Task objective: Every entry below should be repeated exactly; the pictures should not.
---
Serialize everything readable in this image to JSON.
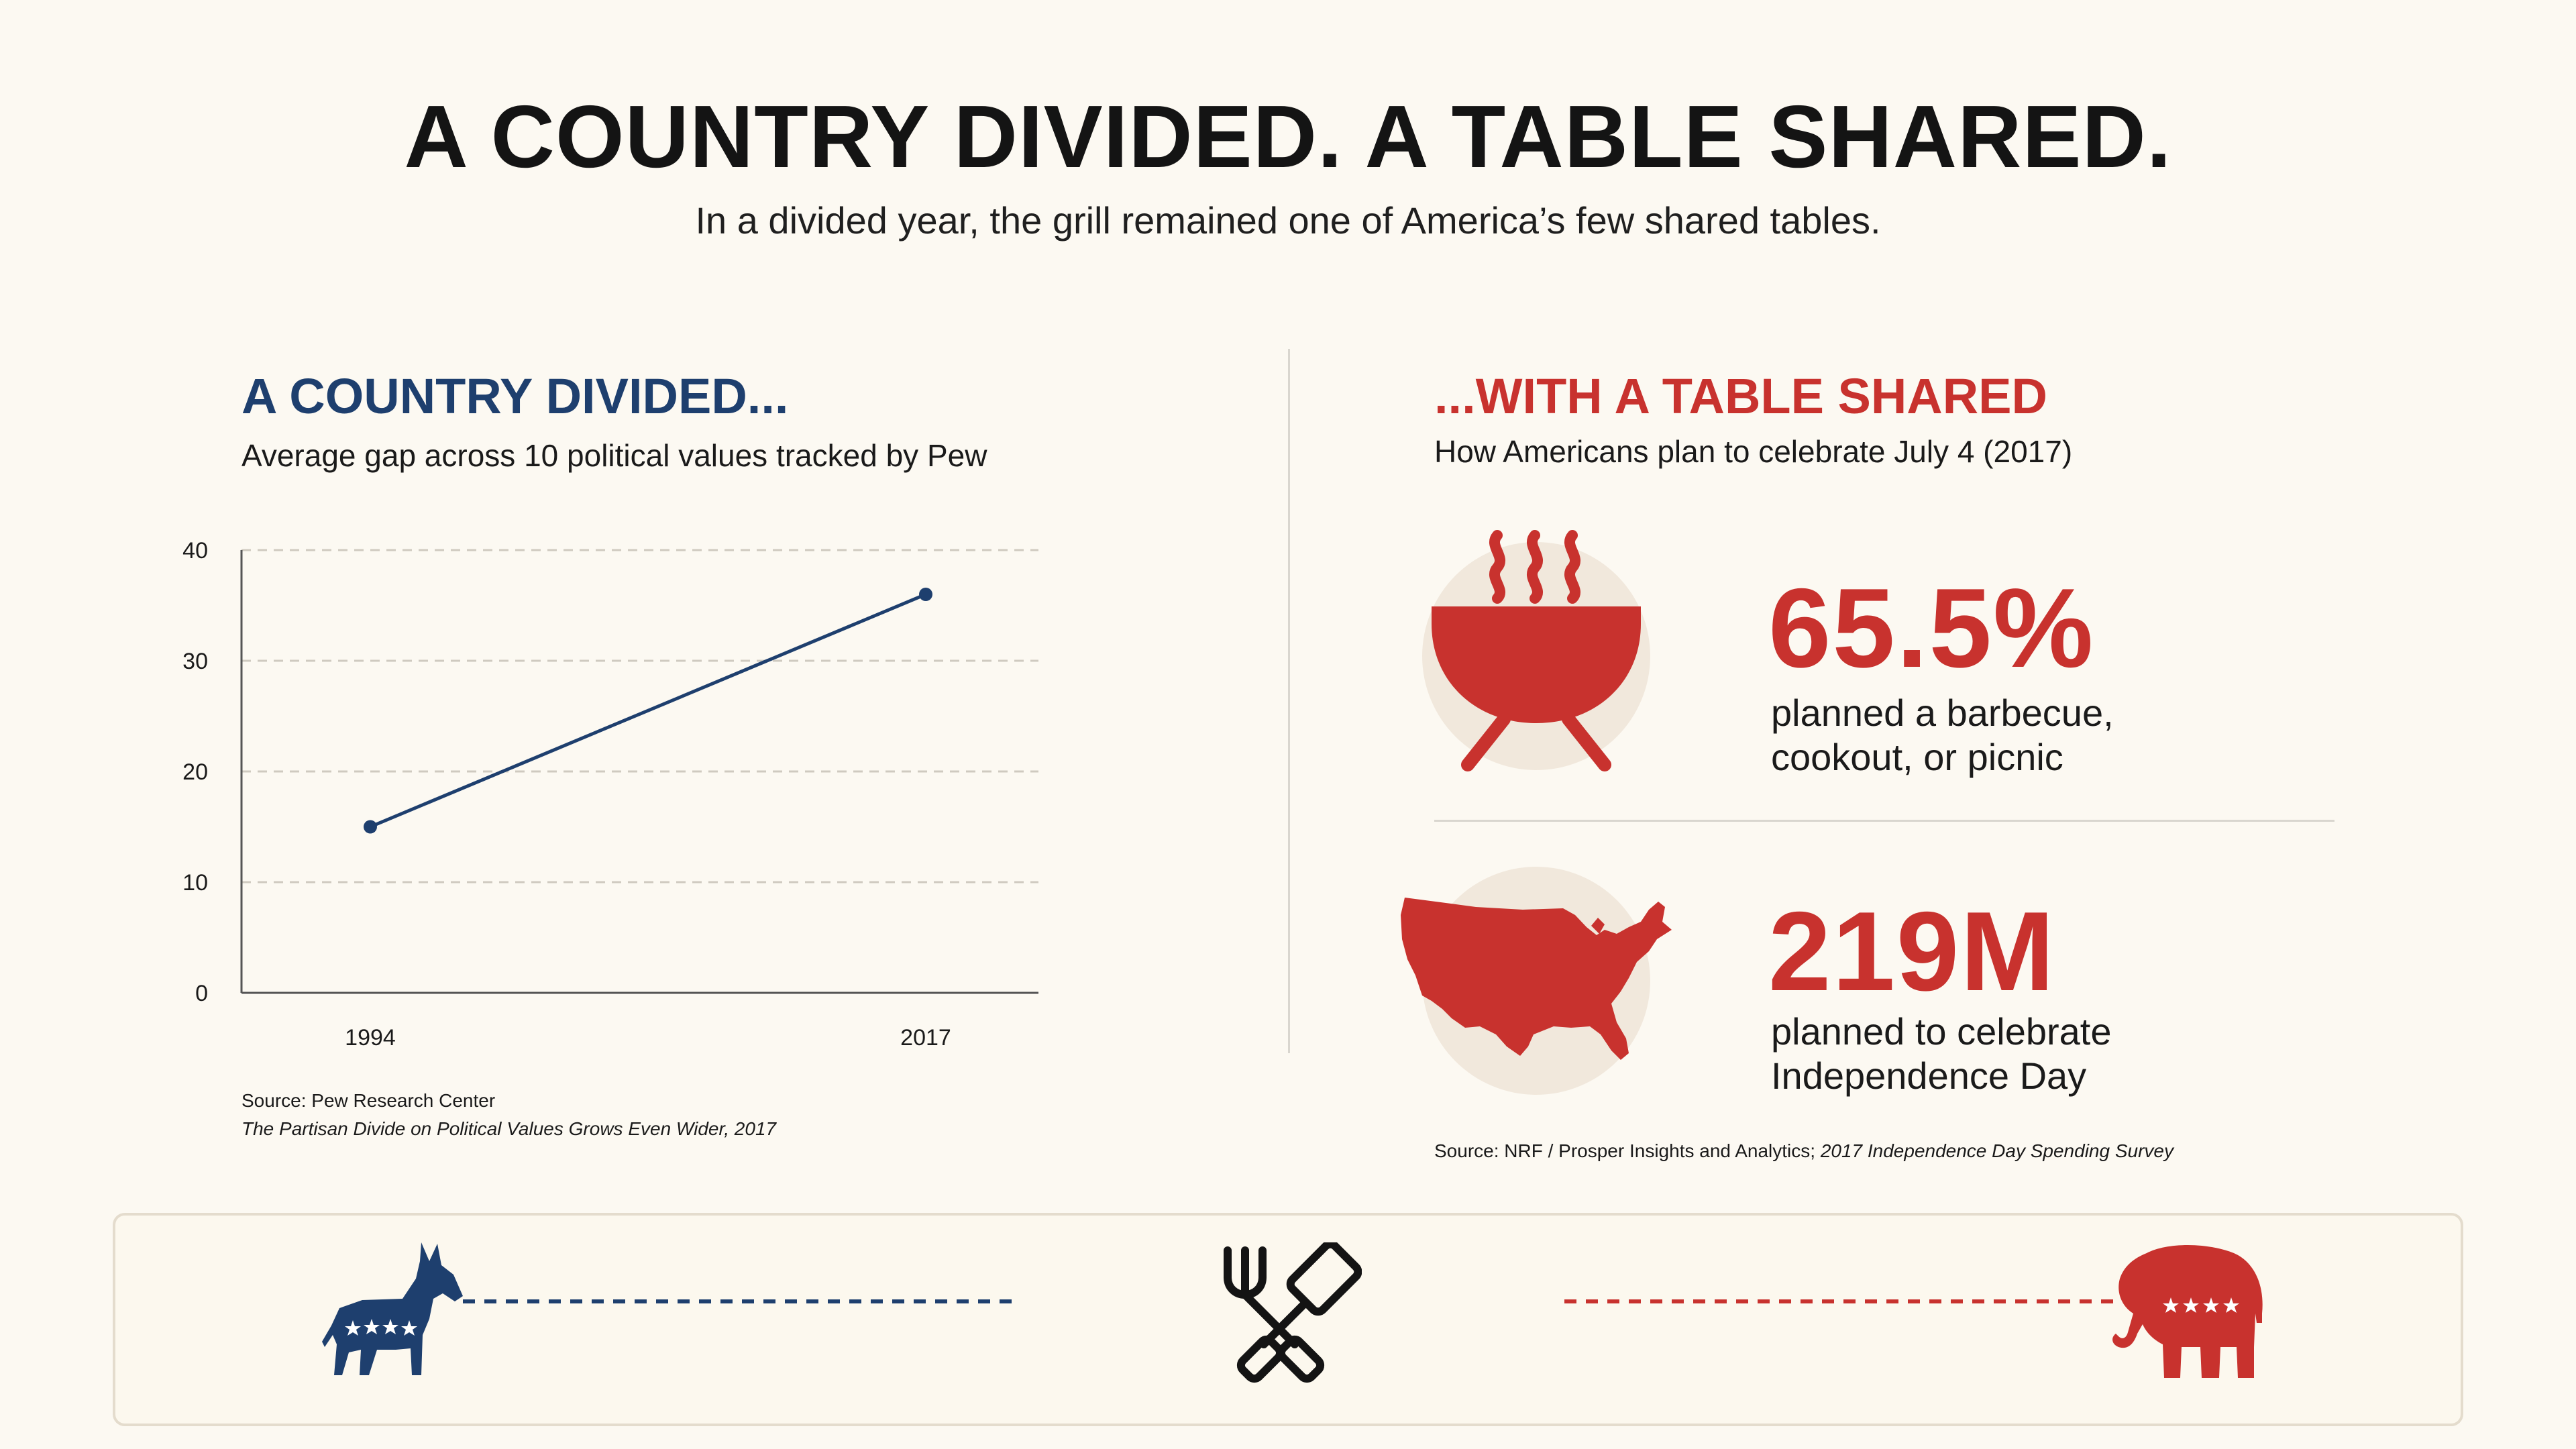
{
  "header": {
    "title": "A COUNTRY DIVIDED. A TABLE SHARED.",
    "subtitle": "In a divided year, the grill remained one of America’s few shared tables."
  },
  "left_panel": {
    "title": "A COUNTRY DIVIDED...",
    "subtitle": "Average gap across 10 political values tracked by Pew",
    "source_line1": "Source: Pew Research Center",
    "source_line2": "The Partisan Divide on Political Values Grows Even Wider, 2017"
  },
  "right_panel": {
    "title": "...WITH A TABLE SHARED",
    "subtitle": "How Americans plan to celebrate July 4 (2017)",
    "stats": [
      {
        "value": "65.5%",
        "label_line1": "planned a barbecue,",
        "label_line2": "cookout, or picnic",
        "icon": "grill-icon"
      },
      {
        "value": "219M",
        "label_line1": "planned to celebrate",
        "label_line2": "Independence Day",
        "icon": "usa-map-icon"
      }
    ],
    "source_prefix": "Source: NRF / Prosper Insights and Analytics; ",
    "source_italic": "2017 Independence Day Spending Survey"
  },
  "bottom_band": {
    "icons": [
      "donkey-icon",
      "grill-tools-icon",
      "elephant-icon"
    ],
    "colors": {
      "democrat": "#1e3f6e",
      "republican": "#c8322e"
    }
  },
  "colors": {
    "background": "#fcf9f2",
    "navy": "#1e3f6e",
    "red": "#c8322e",
    "circle": "#f1e8dc"
  },
  "chart_data": {
    "type": "line",
    "title": "",
    "xlabel": "",
    "ylabel": "",
    "x": [
      "1994",
      "2017"
    ],
    "series": [
      {
        "values": [
          15,
          36
        ]
      }
    ],
    "ylim": [
      0,
      40
    ],
    "yticks": [
      0,
      10,
      20,
      30,
      40
    ],
    "grid": true,
    "color": "#1e3f6e"
  }
}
---
Full response:
Serialize everything readable in this image to JSON.
{
  "header": {
    "title": "A COUNTRY DIVIDED. A TABLE SHARED.",
    "subtitle": "In a divided year, the grill remained one of America’s few shared tables."
  },
  "left_panel": {
    "title": "A COUNTRY DIVIDED...",
    "subtitle": "Average gap across 10 political values tracked by Pew",
    "source_line1": "Source: Pew Research Center",
    "source_line2": "The Partisan Divide on Political Values Grows Even Wider, 2017"
  },
  "right_panel": {
    "title": "...WITH A TABLE SHARED",
    "subtitle": "How Americans plan to celebrate July 4 (2017)",
    "stats": [
      {
        "value": "65.5%",
        "label_line1": "planned a barbecue,",
        "label_line2": "cookout, or picnic",
        "icon": "grill-icon"
      },
      {
        "value": "219M",
        "label_line1": "planned to celebrate",
        "label_line2": "Independence Day",
        "icon": "usa-map-icon"
      }
    ],
    "source_prefix": "Source: NRF / Prosper Insights and Analytics; ",
    "source_italic": "2017 Independence Day Spending Survey"
  },
  "bottom_band": {
    "icons": [
      "donkey-icon",
      "grill-tools-icon",
      "elephant-icon"
    ],
    "colors": {
      "democrat": "#1e3f6e",
      "republican": "#c8322e"
    }
  },
  "colors": {
    "background": "#fcf9f2",
    "navy": "#1e3f6e",
    "red": "#c8322e",
    "circle": "#f1e8dc"
  },
  "chart_data": {
    "type": "line",
    "title": "",
    "xlabel": "",
    "ylabel": "",
    "x": [
      "1994",
      "2017"
    ],
    "series": [
      {
        "values": [
          15,
          36
        ]
      }
    ],
    "ylim": [
      0,
      40
    ],
    "yticks": [
      0,
      10,
      20,
      30,
      40
    ],
    "grid": true,
    "color": "#1e3f6e"
  }
}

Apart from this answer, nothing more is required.